• Set task
Reproduce every line of the records below verbatim, leaving out the lines that stand for pictures.

====== Dataset rows ======

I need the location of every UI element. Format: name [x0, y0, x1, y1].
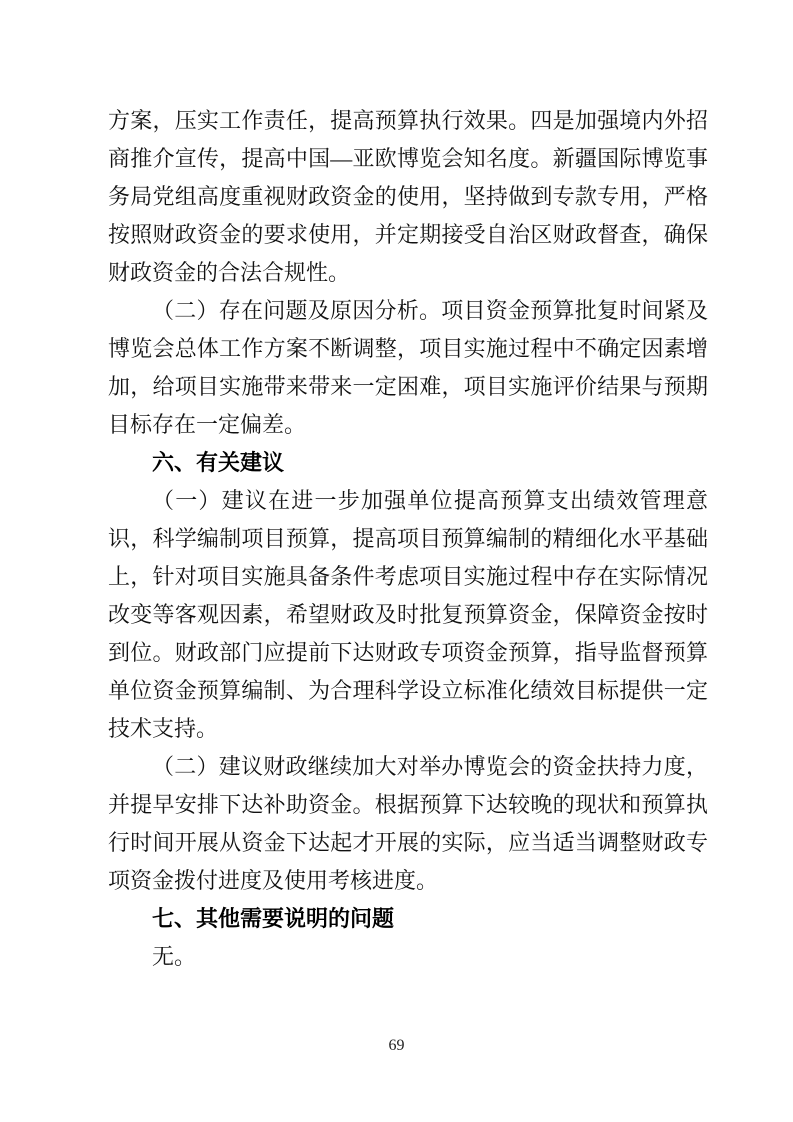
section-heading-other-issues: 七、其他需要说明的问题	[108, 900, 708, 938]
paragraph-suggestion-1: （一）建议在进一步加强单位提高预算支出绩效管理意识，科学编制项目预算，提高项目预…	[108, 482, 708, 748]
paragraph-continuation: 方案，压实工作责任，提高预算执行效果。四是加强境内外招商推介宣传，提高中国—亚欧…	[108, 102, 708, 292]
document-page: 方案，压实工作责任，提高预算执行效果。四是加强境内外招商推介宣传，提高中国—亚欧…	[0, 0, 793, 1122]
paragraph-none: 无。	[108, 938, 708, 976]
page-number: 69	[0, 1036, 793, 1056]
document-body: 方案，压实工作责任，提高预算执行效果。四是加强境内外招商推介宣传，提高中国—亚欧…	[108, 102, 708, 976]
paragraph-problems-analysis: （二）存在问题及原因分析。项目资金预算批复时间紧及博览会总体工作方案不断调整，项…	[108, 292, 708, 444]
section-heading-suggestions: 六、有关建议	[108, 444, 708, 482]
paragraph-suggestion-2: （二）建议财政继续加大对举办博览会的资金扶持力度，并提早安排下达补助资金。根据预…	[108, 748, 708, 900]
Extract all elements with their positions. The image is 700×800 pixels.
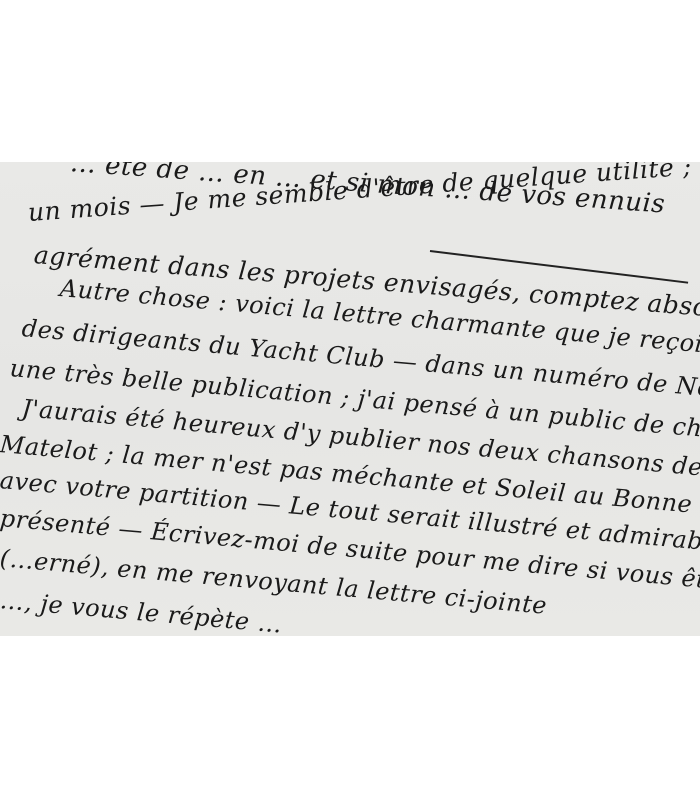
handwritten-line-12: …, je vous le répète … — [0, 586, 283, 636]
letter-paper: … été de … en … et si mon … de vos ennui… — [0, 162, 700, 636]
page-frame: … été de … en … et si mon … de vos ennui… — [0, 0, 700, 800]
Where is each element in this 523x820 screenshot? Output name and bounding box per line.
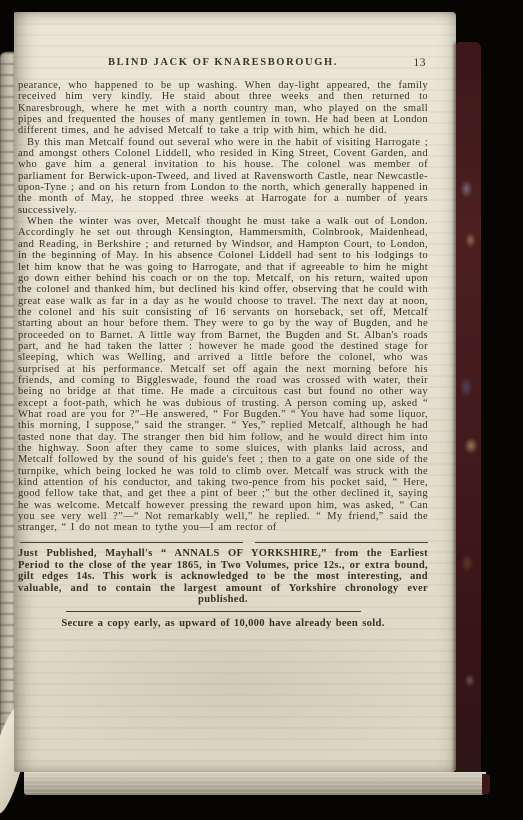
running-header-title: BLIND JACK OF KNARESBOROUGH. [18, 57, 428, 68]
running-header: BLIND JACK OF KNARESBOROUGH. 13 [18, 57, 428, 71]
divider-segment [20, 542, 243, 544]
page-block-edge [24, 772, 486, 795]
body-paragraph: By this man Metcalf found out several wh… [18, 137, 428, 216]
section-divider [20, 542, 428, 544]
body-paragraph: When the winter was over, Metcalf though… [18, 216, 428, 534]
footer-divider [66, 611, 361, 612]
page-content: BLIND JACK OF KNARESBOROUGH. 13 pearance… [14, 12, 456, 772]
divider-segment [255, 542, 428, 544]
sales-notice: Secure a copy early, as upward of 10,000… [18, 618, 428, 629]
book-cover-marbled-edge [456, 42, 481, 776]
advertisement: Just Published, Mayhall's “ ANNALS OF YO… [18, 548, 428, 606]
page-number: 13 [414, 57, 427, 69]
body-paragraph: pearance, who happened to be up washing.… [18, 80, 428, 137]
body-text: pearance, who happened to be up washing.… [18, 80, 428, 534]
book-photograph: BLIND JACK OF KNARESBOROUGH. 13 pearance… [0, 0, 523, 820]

======

• Problem solution
I need the location of every UI element. Format: name [x0, y0, x1, y1].
section-heading-other-issues: 七、其他需要说明的问题	[108, 900, 708, 938]
paragraph-suggestion-1: （一）建议在进一步加强单位提高预算支出绩效管理意识，科学编制项目预算，提高项目预…	[108, 482, 708, 748]
paragraph-continuation: 方案，压实工作责任，提高预算执行效果。四是加强境内外招商推介宣传，提高中国—亚欧…	[108, 102, 708, 292]
document-page: 方案，压实工作责任，提高预算执行效果。四是加强境内外招商推介宣传，提高中国—亚欧…	[0, 0, 793, 1122]
paragraph-none: 无。	[108, 938, 708, 976]
page-number: 69	[0, 1036, 793, 1056]
document-body: 方案，压实工作责任，提高预算执行效果。四是加强境内外招商推介宣传，提高中国—亚欧…	[108, 102, 708, 976]
paragraph-problems-analysis: （二）存在问题及原因分析。项目资金预算批复时间紧及博览会总体工作方案不断调整，项…	[108, 292, 708, 444]
section-heading-suggestions: 六、有关建议	[108, 444, 708, 482]
paragraph-suggestion-2: （二）建议财政继续加大对举办博览会的资金扶持力度，并提早安排下达补助资金。根据预…	[108, 748, 708, 900]
Extract all elements with their positions. The image is 700×800 pixels.
handwritten-line-12: …, je vous le répète … — [0, 586, 283, 636]
letter-paper: … été de … en … et si mon … de vos ennui… — [0, 162, 700, 636]
page-frame: … été de … en … et si mon … de vos ennui… — [0, 0, 700, 800]
Where is each element in this 523x820 screenshot? Output name and bounding box per line.
running-header-title: BLIND JACK OF KNARESBOROUGH. [18, 57, 428, 68]
running-header: BLIND JACK OF KNARESBOROUGH. 13 [18, 57, 428, 71]
divider-segment [20, 542, 243, 544]
page-block-edge [24, 772, 486, 795]
body-paragraph: By this man Metcalf found out several wh… [18, 137, 428, 216]
section-divider [20, 542, 428, 544]
body-paragraph: When the winter was over, Metcalf though… [18, 216, 428, 534]
footer-divider [66, 611, 361, 612]
page-content: BLIND JACK OF KNARESBOROUGH. 13 pearance… [14, 12, 456, 772]
divider-segment [255, 542, 428, 544]
sales-notice: Secure a copy early, as upward of 10,000… [18, 618, 428, 629]
book-cover-marbled-edge [456, 42, 481, 776]
advertisement: Just Published, Mayhall's “ ANNALS OF YO… [18, 548, 428, 606]
page-number: 13 [414, 57, 427, 69]
body-paragraph: pearance, who happened to be up washing.… [18, 80, 428, 137]
body-text: pearance, who happened to be up washing.… [18, 80, 428, 534]
book-photograph: BLIND JACK OF KNARESBOROUGH. 13 pearance… [0, 0, 523, 820]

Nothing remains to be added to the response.